32 C6H12O6 + 2H2O → 2CH3COOH (acético) + 2CO2 + 4 H2 ∆Go = -206 kJ(2.1) C6H12O6 → CH3CH2CH2COOH (butírico) + 2CO2 + 2 H2 ∆Go = -255 kJ(2.2) C6H12O6 + 2 H2 → CH3CH2COOH (propiônico) + 2 H2O ∆Go = -358 kJ(2.3) Já na etapa acetogênica, microrganismos sintróficos são responsáveis pela oxidação dos produtos gerados na fase acidogênica em acetato, hidrogênio e dióxido de carbono. O termo sintrófico é usado porque a existência dos mesmos depende da atividade de micro- organismos consumidores de hidrogênio, uma vez que as reações acetogênicas só são termodinamicamente favoráveis (∆Go<0, variação da energia livre de Gibs padrão) em baixas concentrações de seus produtos -hidrogênio e acetato- de acordo com as equações (2.4) e (2.5). (AQUINO; CHERNICHARO, 2005).

CH3CH2COOH (propiônico) + 2H2O → CH3COOH (acético) + CO2 + 3H2 ∆Go = 76,1 kJ(2.4) CH3CH2CH2COOH (butírico) + 2 H2O → 2CH3COOH (acético) +2H2 ∆Go = 48,1 kJ(2.5) Na fase metanogênica os micro-organismos atuantes são as arqueias metanogênicas, as quais são consideradas um subgrupo do domínio Arqueia e são micro-organismos anaeróbios obrigatórios. Em função da afinidade pelo substrato as arqueias metanogênicas podem ser divididas em metanogênicas acetoclásticas (utilizam o ácido acético como substrato) e hidrogenotróficas (utilizam o hidrogênio como substrato). Há ainda as bactérias nitrato- redutoras (BNR) e as bactérias sulfato-redutoras (BSR) que fazem uma ‘respiração anaeróbia’, ou seja, utilizam sulfato e nitrato como aceptores finais de elétrons na presença de hidrogênio (produzido nas reações acidogênicas e acetogênicas) para formar nitrogênio e sulfeto, respectivamente (CHERNICHARO, 2007).

=== Trechos de registros ===
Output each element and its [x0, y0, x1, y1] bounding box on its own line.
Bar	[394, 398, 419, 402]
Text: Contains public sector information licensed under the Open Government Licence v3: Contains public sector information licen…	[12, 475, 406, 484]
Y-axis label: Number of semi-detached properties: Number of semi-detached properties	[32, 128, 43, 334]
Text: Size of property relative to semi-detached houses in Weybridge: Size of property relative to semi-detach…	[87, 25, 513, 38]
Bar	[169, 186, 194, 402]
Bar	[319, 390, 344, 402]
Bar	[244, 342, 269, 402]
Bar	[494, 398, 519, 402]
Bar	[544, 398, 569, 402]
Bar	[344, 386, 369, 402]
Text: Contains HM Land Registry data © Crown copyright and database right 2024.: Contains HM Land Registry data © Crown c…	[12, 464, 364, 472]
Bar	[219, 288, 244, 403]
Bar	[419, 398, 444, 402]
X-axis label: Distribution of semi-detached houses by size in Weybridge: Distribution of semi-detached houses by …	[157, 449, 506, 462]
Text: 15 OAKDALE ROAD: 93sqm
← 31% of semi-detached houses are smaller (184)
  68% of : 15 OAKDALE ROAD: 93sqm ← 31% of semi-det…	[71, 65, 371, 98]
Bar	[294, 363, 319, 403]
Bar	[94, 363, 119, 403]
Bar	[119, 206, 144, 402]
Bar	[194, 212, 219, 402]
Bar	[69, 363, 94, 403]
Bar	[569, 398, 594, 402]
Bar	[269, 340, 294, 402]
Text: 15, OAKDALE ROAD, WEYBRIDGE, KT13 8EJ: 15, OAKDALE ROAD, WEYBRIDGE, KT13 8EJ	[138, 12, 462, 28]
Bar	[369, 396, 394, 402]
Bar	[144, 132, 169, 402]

=== Perguntas a responder ===
1. Por favor, cite o texto sobre digestão anaeróbia começando em "32 C6H12O6 +" e terminando em "(AQUINO; CHERNICHARO, 2005).".
2. Dê continuidade ao texto sobre digestão anaeróbia a partir da última frase apresentada.
Os registros não são necessários.

=== Respostas ===
1.
32 C6H12O6 + 2H2O → 2CH3COOH (acético) + 2CO2 + 4 H2 ∆Go = -206 kJ(2.1) C6H12O6 → CH3CH2CH2COOH (butírico) + 2CO2 + 2 H2 ∆Go = -255 kJ(2.2) C6H12O6 + 2 H2 → CH3CH2COOH (propiônico) + 2 H2O ∆Go = -358 kJ(2.3) Já na etapa acetogênica, microrganismos sintróficos são responsáveis pela oxidação dos produtos gerados na fase acidogênica em acetato, hidrogênio e dióxido de carbono. O termo sintrófico é usado porque a existência dos mesmos depende da atividade de micro- organismos consumidores de hidrogênio, uma vez que as reações acetogênicas só são termodinamicamente favoráveis (∆Go<0, variação da energia livre de Gibs padrão) em baixas concentrações de seus produtos -hidrogênio e acetato- de acordo com as equações (2.4) e (2.5). (AQUINO; CHERNICHARO, 2005).

2.
Os micro-organismos metanogênicos acetoclásticos são os mais importantes do consórcio microbiano para produção de CH4, haja vista que são responsáveis por aproximadamente 70% da produção desse gás, de acordo com a equação (2.6) (AMAYA; BARRAGÁN; TAPIA, 2013):

CH3COOH → CH4 + CO2 ∆Go = -31 kJ(2.6)

Tais micro-organismos são de crescimento lento, com um tempo de geração entre 2 e 3 dias à 35oC e, além disso, são dependentes das bactérias produtoras de ácidos, haja visto que a alta velocidade de crescimento das bactérias acidogênicas (2-3 horas à 35oC) gera uma sobrecarga de ácidos quando ocorre sobrecarga orgânica (MOSEY, 1982). A elevada geração de ácidos pode ocasionar em um abaixamento do valor de pH caso a alcalinidade não seja

33 suficiente para tamponar o sistema. Este pH fora da neutralidade afeta seriamente as metanogênicas que já são de crescimento lento. A elevação da geração de ácidos leva ao acúmulo da pressão parcial de hidrogênio, o que desencadeia o crescimento de organismos consumidores de hidrogênio (Ex. reações de produção de ácido propiônico) ou que produzem pouco hidrogênio (Ex. reação de produção de ácido butírico) levando a conversão da matéria orgânica em outros produtos que não os substratos diretos da metanogênese (ácido acético). Isso leva ao acúmulo de AGVs no meio, que tende a abaixar o pH e diminui, ainda mais, o crescimento das metanogênicas. Esse processo pode ocasionar na falha completa do sistema anaeróbio, caso seja concebido para produção de biogás.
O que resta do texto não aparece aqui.